**WHAT TO WORK ON**
Type every record exactly as it appears.

— start RECORDS TO PROCESS —

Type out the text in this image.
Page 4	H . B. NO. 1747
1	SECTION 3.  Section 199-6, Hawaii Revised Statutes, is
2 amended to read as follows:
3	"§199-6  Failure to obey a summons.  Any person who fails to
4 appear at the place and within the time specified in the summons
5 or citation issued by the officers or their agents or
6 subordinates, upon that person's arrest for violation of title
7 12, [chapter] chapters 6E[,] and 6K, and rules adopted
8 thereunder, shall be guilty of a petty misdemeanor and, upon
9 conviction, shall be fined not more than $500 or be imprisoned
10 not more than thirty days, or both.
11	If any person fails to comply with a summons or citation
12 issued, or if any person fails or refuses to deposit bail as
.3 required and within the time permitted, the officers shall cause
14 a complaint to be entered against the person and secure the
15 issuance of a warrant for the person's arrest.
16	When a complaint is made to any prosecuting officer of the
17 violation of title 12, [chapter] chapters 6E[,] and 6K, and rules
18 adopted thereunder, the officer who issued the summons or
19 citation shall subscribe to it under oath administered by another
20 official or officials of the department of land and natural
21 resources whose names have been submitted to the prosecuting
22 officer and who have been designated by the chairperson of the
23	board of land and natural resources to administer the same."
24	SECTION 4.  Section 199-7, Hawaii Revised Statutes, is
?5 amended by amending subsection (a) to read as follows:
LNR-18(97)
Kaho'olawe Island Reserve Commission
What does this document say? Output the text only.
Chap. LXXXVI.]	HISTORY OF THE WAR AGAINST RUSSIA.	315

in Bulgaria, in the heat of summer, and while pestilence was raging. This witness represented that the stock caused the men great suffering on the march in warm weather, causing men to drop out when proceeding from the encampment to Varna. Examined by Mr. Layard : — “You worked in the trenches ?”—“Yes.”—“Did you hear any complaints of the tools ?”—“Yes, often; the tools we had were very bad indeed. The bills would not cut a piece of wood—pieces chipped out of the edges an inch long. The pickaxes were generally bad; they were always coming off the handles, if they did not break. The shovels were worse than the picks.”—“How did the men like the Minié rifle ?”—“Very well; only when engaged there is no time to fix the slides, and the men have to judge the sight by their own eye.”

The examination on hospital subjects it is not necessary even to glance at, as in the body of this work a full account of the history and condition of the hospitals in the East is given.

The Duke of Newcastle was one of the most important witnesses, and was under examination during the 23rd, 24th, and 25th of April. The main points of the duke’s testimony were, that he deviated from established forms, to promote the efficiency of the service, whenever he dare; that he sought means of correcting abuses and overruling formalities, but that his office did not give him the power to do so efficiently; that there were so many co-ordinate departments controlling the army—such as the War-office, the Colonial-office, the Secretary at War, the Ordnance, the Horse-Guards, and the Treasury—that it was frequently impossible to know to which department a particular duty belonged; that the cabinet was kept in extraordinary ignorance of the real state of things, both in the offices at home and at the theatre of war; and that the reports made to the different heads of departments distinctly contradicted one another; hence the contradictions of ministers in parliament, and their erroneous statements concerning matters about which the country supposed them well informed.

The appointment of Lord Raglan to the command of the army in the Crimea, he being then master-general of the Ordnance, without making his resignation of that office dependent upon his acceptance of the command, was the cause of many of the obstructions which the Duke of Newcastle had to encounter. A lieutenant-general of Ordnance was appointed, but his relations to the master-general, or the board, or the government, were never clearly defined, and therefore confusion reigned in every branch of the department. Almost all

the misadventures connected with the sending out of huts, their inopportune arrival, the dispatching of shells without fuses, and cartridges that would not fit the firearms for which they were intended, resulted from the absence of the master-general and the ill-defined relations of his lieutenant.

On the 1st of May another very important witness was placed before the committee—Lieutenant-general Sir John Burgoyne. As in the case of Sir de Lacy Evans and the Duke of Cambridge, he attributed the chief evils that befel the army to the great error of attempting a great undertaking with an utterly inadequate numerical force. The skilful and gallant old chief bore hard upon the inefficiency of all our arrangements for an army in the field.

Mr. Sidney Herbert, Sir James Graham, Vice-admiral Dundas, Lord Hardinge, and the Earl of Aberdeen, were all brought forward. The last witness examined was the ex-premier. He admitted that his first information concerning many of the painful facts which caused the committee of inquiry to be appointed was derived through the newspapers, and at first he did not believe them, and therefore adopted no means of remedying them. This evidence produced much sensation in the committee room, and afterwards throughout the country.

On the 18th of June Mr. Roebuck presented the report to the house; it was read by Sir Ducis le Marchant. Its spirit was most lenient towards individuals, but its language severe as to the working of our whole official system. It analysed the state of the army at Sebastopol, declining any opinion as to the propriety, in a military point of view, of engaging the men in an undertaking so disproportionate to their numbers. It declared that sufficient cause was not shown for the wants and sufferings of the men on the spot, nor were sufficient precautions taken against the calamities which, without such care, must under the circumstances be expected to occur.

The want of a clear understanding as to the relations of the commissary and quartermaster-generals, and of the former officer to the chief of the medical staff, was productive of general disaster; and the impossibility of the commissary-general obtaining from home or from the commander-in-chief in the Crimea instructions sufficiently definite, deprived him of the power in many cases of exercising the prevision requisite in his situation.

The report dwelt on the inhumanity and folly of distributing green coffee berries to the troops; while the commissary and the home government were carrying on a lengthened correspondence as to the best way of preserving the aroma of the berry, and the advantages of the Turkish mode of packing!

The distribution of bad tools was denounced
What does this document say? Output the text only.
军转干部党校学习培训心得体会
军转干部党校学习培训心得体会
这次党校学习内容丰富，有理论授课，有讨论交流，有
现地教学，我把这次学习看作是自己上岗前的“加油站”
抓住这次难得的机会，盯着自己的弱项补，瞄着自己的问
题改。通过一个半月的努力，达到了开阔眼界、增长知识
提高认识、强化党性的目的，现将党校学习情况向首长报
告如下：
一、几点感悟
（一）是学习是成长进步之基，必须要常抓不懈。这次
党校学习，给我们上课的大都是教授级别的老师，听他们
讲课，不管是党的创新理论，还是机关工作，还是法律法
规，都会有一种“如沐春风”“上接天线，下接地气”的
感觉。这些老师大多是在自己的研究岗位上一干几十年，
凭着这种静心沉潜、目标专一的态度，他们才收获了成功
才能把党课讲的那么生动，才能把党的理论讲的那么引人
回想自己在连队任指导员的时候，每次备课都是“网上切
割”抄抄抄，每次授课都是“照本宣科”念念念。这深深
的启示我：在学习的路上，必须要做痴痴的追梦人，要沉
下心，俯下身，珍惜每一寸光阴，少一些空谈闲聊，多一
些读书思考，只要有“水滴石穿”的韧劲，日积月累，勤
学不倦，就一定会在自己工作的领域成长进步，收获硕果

— end RECORDS TO PROCESS —

**COMPLETE RESPONSE**
Type out the text in this image.
Page 4	H . B. NO. 1747
1	SECTION 3.  Section 199-6, Hawaii Revised Statutes, is
2 amended to read as follows:
3	"§199-6  Failure to obey a summons.  Any person who fails to
4 appear at the place and within the time specified in the summons
5 or citation issued by the officers or their agents or
6 subordinates, upon that person's arrest for violation of title
7 12, [chapter] chapters 6E[,] and 6K, and rules adopted
8 thereunder, shall be guilty of a petty misdemeanor and, upon
9 conviction, shall be fined not more than $500 or be imprisoned
10 not more than thirty days, or both.
11	If any person fails to comply with a summons or citation
12 issued, or if any person fails or refuses to deposit bail as
.3 required and within the time permitted, the officers shall cause
14 a complaint to be entered against the person and secure the
15 issuance of a warrant for the person's arrest.
16	When a complaint is made to any prosecuting officer of the
17 violation of title 12, [chapter] chapters 6E[,] and 6K, and rules
18 adopted thereunder, the officer who issued the summons or
19 citation shall subscribe to it under oath administered by another
20 official or officials of the department of land and natural
21 resources whose names have been submitted to the prosecuting
22 officer and who have been designated by the chairperson of the
23	board of land and natural resources to administer the same."
24	SECTION 4.  Section 199-7, Hawaii Revised Statutes, is
?5 amended by amending subsection (a) to read as follows:
LNR-18(97)
Kaho'olawe Island Reserve Commission
What does this document say? Output the text only.
Chap. LXXXVI.]	HISTORY OF THE WAR AGAINST RUSSIA.	315

in Bulgaria, in the heat of summer, and while pestilence was raging. This witness represented that the stock caused the men great suffering on the march in warm weather, causing men to drop out when proceeding from the encampment to Varna. Examined by Mr. Layard : — “You worked in the trenches ?”—“Yes.”—“Did you hear any complaints of the tools ?”—“Yes, often; the tools we had were very bad indeed. The bills would not cut a piece of wood—pieces chipped out of the edges an inch long. The pickaxes were generally bad; they were always coming off the handles, if they did not break. The shovels were worse than the picks.”—“How did the men like the Minié rifle ?”—“Very well; only when engaged there is no time to fix the slides, and the men have to judge the sight by their own eye.”

The examination on hospital subjects it is not necessary even to glance at, as in the body of this work a full account of the history and condition of the hospitals in the East is given.

The Duke of Newcastle was one of the most important witnesses, and was under examination during the 23rd, 24th, and 25th of April. The main points of the duke’s testimony were, that he deviated from established forms, to promote the efficiency of the service, whenever he dare; that he sought means of correcting abuses and overruling formalities, but that his office did not give him the power to do so efficiently; that there were so many co-ordinate departments controlling the army—such as the War-office, the Colonial-office, the Secretary at War, the Ordnance, the Horse-Guards, and the Treasury—that it was frequently impossible to know to which department a particular duty belonged; that the cabinet was kept in extraordinary ignorance of the real state of things, both in the offices at home and at the theatre of war; and that the reports made to the different heads of departments distinctly contradicted one another; hence the contradictions of ministers in parliament, and their erroneous statements concerning matters about which the country supposed them well informed.

The appointment of Lord Raglan to the command of the army in the Crimea, he being then master-general of the Ordnance, without making his resignation of that office dependent upon his acceptance of the command, was the cause of many of the obstructions which the Duke of Newcastle had to encounter. A lieutenant-general of Ordnance was appointed, but his relations to the master-general, or the board, or the government, were never clearly defined, and therefore confusion reigned in every branch of the department. Almost all

the misadventures connected with the sending out of huts, their inopportune arrival, the dispatching of shells without fuses, and cartridges that would not fit the firearms for which they were intended, resulted from the absence of the master-general and the ill-defined relations of his lieutenant.

On the 1st of May another very important witness was placed before the committee—Lieutenant-general Sir John Burgoyne. As in the case of Sir de Lacy Evans and the Duke of Cambridge, he attributed the chief evils that befel the army to the great error of attempting a great undertaking with an utterly inadequate numerical force. The skilful and gallant old chief bore hard upon the inefficiency of all our arrangements for an army in the field.

Mr. Sidney Herbert, Sir James Graham, Vice-admiral Dundas, Lord Hardinge, and the Earl of Aberdeen, were all brought forward. The last witness examined was the ex-premier. He admitted that his first information concerning many of the painful facts which caused the committee of inquiry to be appointed was derived through the newspapers, and at first he did not believe them, and therefore adopted no means of remedying them. This evidence produced much sensation in the committee room, and afterwards throughout the country.

On the 18th of June Mr. Roebuck presented the report to the house; it was read by Sir Ducis le Marchant. Its spirit was most lenient towards individuals, but its language severe as to the working of our whole official system. It analysed the state of the army at Sebastopol, declining any opinion as to the propriety, in a military point of view, of engaging the men in an undertaking so disproportionate to their numbers. It declared that sufficient cause was not shown for the wants and sufferings of the men on the spot, nor were sufficient precautions taken against the calamities which, without such care, must under the circumstances be expected to occur.

The want of a clear understanding as to the relations of the commissary and quartermaster-generals, and of the former officer to the chief of the medical staff, was productive of general disaster; and the impossibility of the commissary-general obtaining from home or from the commander-in-chief in the Crimea instructions sufficiently definite, deprived him of the power in many cases of exercising the prevision requisite in his situation.

The report dwelt on the inhumanity and folly of distributing green coffee berries to the troops; while the commissary and the home government were carrying on a lengthened correspondence as to the best way of preserving the aroma of the berry, and the advantages of the Turkish mode of packing!

The distribution of bad tools was denounced
What does this document say? Output the text only.
军转干部党校学习培训心得体会
军转干部党校学习培训心得体会
这次党校学习内容丰富，有理论授课，有讨论交流，有
现地教学，我把这次学习看作是自己上岗前的“加油站”
抓住这次难得的机会，盯着自己的弱项补，瞄着自己的问
题改。通过一个半月的努力，达到了开阔眼界、增长知识
提高认识、强化党性的目的，现将党校学习情况向首长报
告如下：
一、几点感悟
（一）是学习是成长进步之基，必须要常抓不懈。这次
党校学习，给我们上课的大都是教授级别的老师，听他们
讲课，不管是党的创新理论，还是机关工作，还是法律法
规，都会有一种“如沐春风”“上接天线，下接地气”的
感觉。这些老师大多是在自己的研究岗位上一干几十年，
凭着这种静心沉潜、目标专一的态度，他们才收获了成功
才能把党课讲的那么生动，才能把党的理论讲的那么引人
回想自己在连队任指导员的时候，每次备课都是“网上切
割”抄抄抄，每次授课都是“照本宣科”念念念。这深深
的启示我：在学习的路上，必须要做痴痴的追梦人，要沉
下心，俯下身，珍惜每一寸光阴，少一些空谈闲聊，多一
些读书思考，只要有“水滴石穿”的韧劲，日积月累，勤
学不倦，就一定会在自己工作的领域成长进步，收获硕果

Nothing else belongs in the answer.